## [Work to do]
Reproduce all records exactly.

## [Data listing]
—————

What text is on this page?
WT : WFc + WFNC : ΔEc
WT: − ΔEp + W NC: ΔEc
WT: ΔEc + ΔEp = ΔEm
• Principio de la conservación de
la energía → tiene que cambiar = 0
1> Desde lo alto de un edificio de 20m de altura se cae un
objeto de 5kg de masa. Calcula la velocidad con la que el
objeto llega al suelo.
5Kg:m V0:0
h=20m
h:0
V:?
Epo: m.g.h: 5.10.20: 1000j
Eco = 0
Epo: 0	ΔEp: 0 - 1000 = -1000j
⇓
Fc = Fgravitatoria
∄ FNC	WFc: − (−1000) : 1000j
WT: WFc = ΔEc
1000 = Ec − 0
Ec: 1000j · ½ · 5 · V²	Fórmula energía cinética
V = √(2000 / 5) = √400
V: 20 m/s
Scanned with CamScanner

—————

## [The solution]
What text is on this page?
WT : WFc + WFNC : ΔEc
WT: − ΔEp + W NC: ΔEc
WT: ΔEc + ΔEp = ΔEm
• Principio de la conservación de
la energía → tiene que cambiar = 0
1> Desde lo alto de un edificio de 20m de altura se cae un
objeto de 5kg de masa. Calcula la velocidad con la que el
objeto llega al suelo.
5Kg:m V0:0
h=20m
h:0
V:?
Epo: m.g.h: 5.10.20: 1000j
Eco = 0
Epo: 0	ΔEp: 0 - 1000 = -1000j
⇓
Fc = Fgravitatoria
∄ FNC	WFc: − (−1000) : 1000j
WT: WFc = ΔEc
1000 = Ec − 0
Ec: 1000j · ½ · 5 · V²	Fórmula energía cinética
V = √(2000 / 5) = √400
V: 20 m/s
Scanned with CamScanner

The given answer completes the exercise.